**** Data shown

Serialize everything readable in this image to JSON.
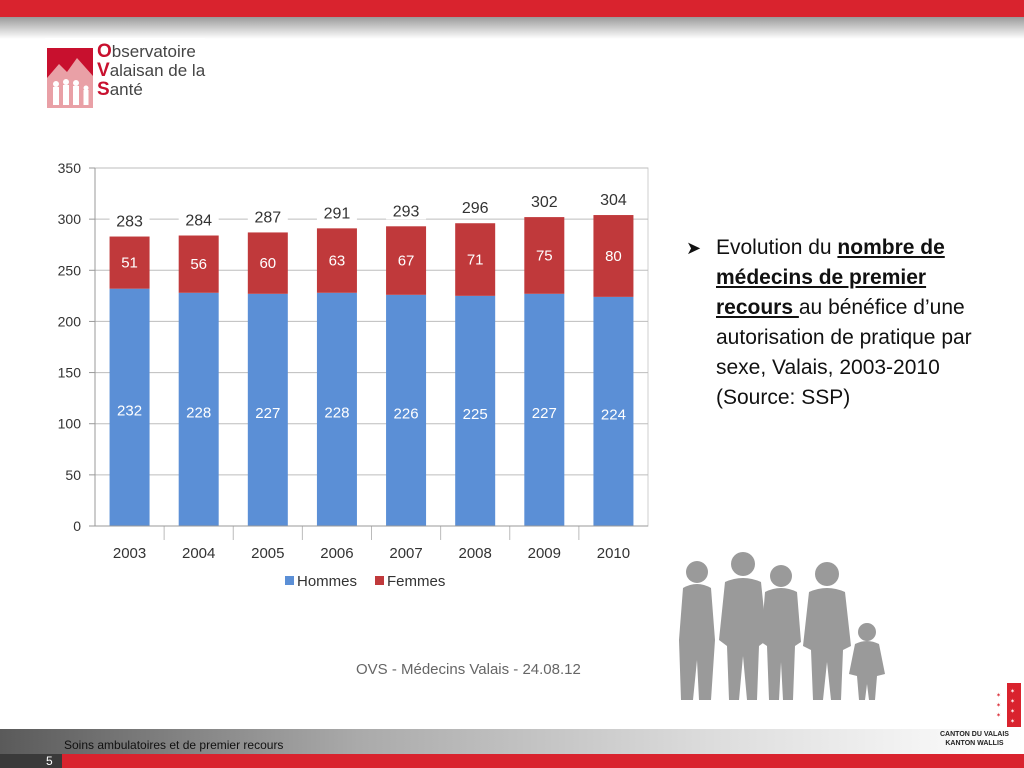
{
  "logo": {
    "line1_initial": "O",
    "line1_rest": "bservatoire",
    "line2_initial": "V",
    "line2_rest": "alaisan de la",
    "line3_initial": "S",
    "line3_rest": "anté"
  },
  "bullet": {
    "lead": "Evolution du ",
    "bold": "nombre de médecins de premier recours ",
    "rest": "au bénéfice d’une autorisation de pratique par sexe, Valais, 2003-2010 (Source: SSP)"
  },
  "footnote": "OVS - Médecins Valais - 24.08.12",
  "footer": {
    "section": "Soins ambulatoires et de premier recours",
    "page": "5",
    "canton_line1": "CANTON DU VALAIS",
    "canton_line2": "KANTON WALLIS"
  },
  "colors": {
    "hommes": "#5b8fd6",
    "femmes": "#c0393b",
    "accent": "#d9232e"
  },
  "chart_data": {
    "type": "bar",
    "stacked": true,
    "categories": [
      "2003",
      "2004",
      "2005",
      "2006",
      "2007",
      "2008",
      "2009",
      "2010"
    ],
    "series": [
      {
        "name": "Hommes",
        "values": [
          232,
          228,
          227,
          228,
          226,
          225,
          227,
          224
        ]
      },
      {
        "name": "Femmes",
        "values": [
          51,
          56,
          60,
          63,
          67,
          71,
          75,
          80
        ]
      }
    ],
    "totals": [
      283,
      284,
      287,
      291,
      293,
      296,
      302,
      304
    ],
    "ylim": [
      0,
      350
    ],
    "yticks": [
      "0",
      "50",
      "100",
      "150",
      "200",
      "250",
      "300",
      "350"
    ],
    "grid": true,
    "legend": "bottom"
  }
}
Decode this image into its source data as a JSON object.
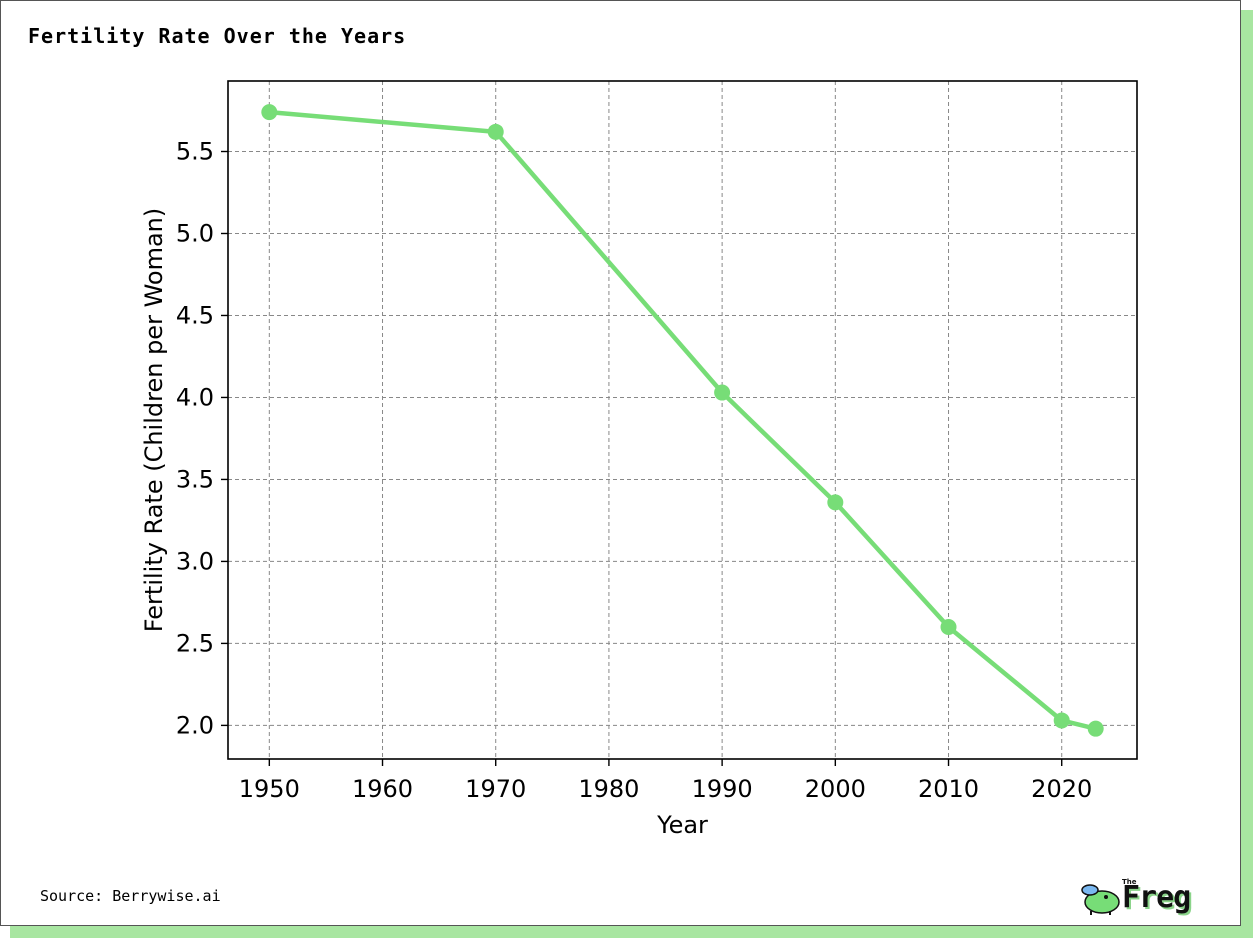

********

* **Written task**: For this exercise, gather every line of the data that contains the word "premier".

* **In response**:
    "bold": "nombre de médecins de premier recours ",
    "section": "Soins ambulatoires et de premier recours",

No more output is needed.